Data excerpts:

════

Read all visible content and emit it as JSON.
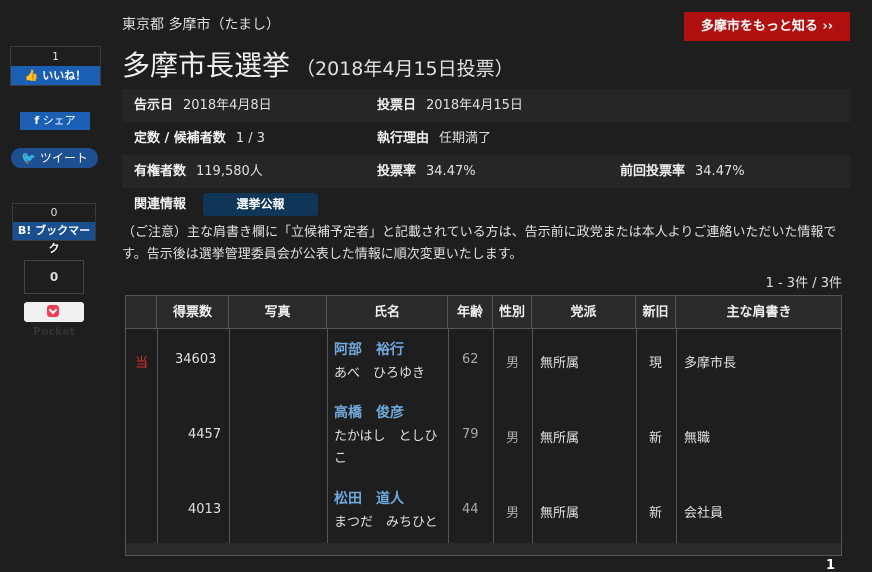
{
  "social": {
    "fb_like_count": "1",
    "fb_like_label": "いいね！",
    "fb_share_label": "シェア",
    "tweet_label": "ツイート",
    "hatena_count": "0",
    "hatena_label": "ブックマーク",
    "pocket_count": "0",
    "pocket_label": "Pocket"
  },
  "header": {
    "breadcrumb": "東京都 多摩市（たまし）",
    "more_button": "多摩市をもっと知る ››",
    "title": "多摩市長選挙",
    "subtitle": "（2018年4月15日投票）"
  },
  "info": {
    "announce_key": "告示日",
    "announce_val": "2018年4月8日",
    "vote_day_key": "投票日",
    "vote_day_val": "2018年4月15日",
    "seats_key": "定数 / 候補者数",
    "seats_val": "1 / 3",
    "reason_key": "執行理由",
    "reason_val": "任期満了",
    "electorate_key": "有権者数",
    "electorate_val": "119,580人",
    "turnout_key": "投票率",
    "turnout_val": "34.47%",
    "prev_turnout_key": "前回投票率",
    "prev_turnout_val": "34.47%",
    "related_key": "関連情報",
    "related_button": "選挙公報"
  },
  "note": "（ご注意）主な肩書き欄に「立候補予定者」と記載されている方は、告示前に政党または本人よりご連絡いただいた情報です。告示後は選挙管理委員会が公表した情報に順次変更いたします。",
  "count_line": "1 - 3件 / 3件",
  "table": {
    "headers": {
      "votes": "得票数",
      "photo": "写真",
      "name": "氏名",
      "age": "年齢",
      "sex": "性別",
      "party": "党派",
      "new_old": "新旧",
      "career": "主な肩書き"
    },
    "rows": [
      {
        "mark": "当",
        "votes": "34603",
        "name": "阿部　裕行",
        "kana": "あべ　ひろゆき",
        "age": "62",
        "sex": "男",
        "party": "無所属",
        "new_old": "現",
        "career": "多摩市長"
      },
      {
        "mark": "",
        "votes": "4457",
        "name": "高橋　俊彦",
        "kana": "たかはし　としひこ",
        "age": "79",
        "sex": "男",
        "party": "無所属",
        "new_old": "新",
        "career": "無職"
      },
      {
        "mark": "",
        "votes": "4013",
        "name": "松田　道人",
        "kana": "まつだ　みちひと",
        "age": "44",
        "sex": "男",
        "party": "無所属",
        "new_old": "新",
        "career": "会社員"
      }
    ]
  },
  "pagination": "1"
}
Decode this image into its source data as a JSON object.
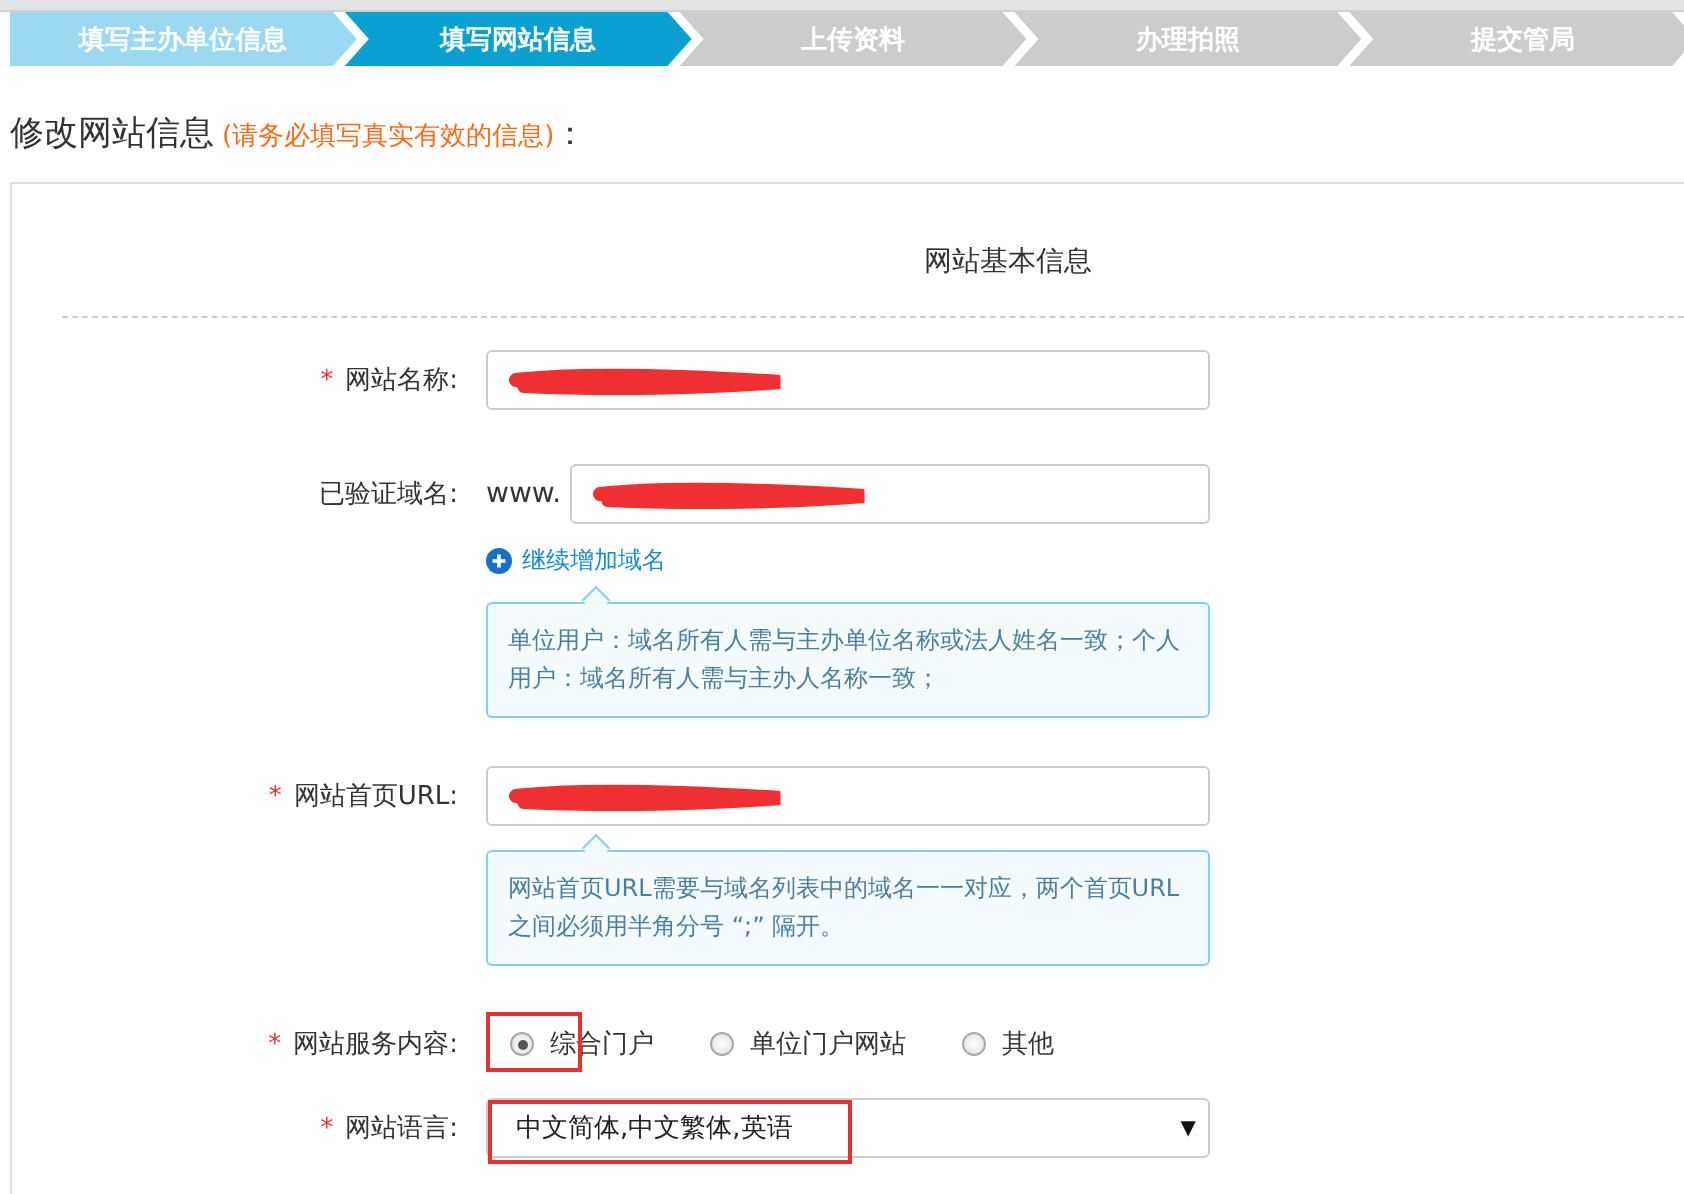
{
  "steps": [
    {
      "label": "填写主办单位信息",
      "kind": "done"
    },
    {
      "label": "填写网站信息",
      "kind": "active"
    },
    {
      "label": "上传资料",
      "kind": "todo"
    },
    {
      "label": "办理拍照",
      "kind": "todo"
    },
    {
      "label": "提交管局",
      "kind": "todo"
    }
  ],
  "page_title": "修改网站信息",
  "page_hint": "(请务必填写真实有效的信息)",
  "title_colon": "：",
  "section_title": "网站基本信息",
  "fields": [
    {
      "kind": "text",
      "required_mark": "*",
      "label": "网站名称:",
      "redacted": true
    },
    {
      "kind": "domain",
      "label": "已验证域名:",
      "prefix": "www.",
      "redacted": true,
      "add_link": "继续增加域名",
      "tip": "单位用户：域名所有人需与主办单位名称或法人姓名一致；个人用户：域名所有人需与主办人名称一致；"
    },
    {
      "kind": "text",
      "required_mark": "*",
      "label": "网站首页URL:",
      "redacted": true,
      "tip": "网站首页URL需要与域名列表中的域名一一对应，两个首页URL之间必须用半角分号 “;” 隔开。"
    },
    {
      "kind": "radio",
      "required_mark": "*",
      "label": "网站服务内容:",
      "options": [
        {
          "label": "综合门户",
          "selected": true,
          "annotated": true
        },
        {
          "label": "单位门户网站",
          "selected": false,
          "annotated": false
        },
        {
          "label": "其他",
          "selected": false,
          "annotated": false
        }
      ]
    },
    {
      "kind": "select",
      "required_mark": "*",
      "label": "网站语言:",
      "value": "中文简体,中文繁体,英语",
      "caret": "▼",
      "annotated": true
    }
  ]
}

════

> **BRIEF**
Count how many lines in the data contain the word "annotated", giving the number without comment.

> **RIGHT ANSWER**
4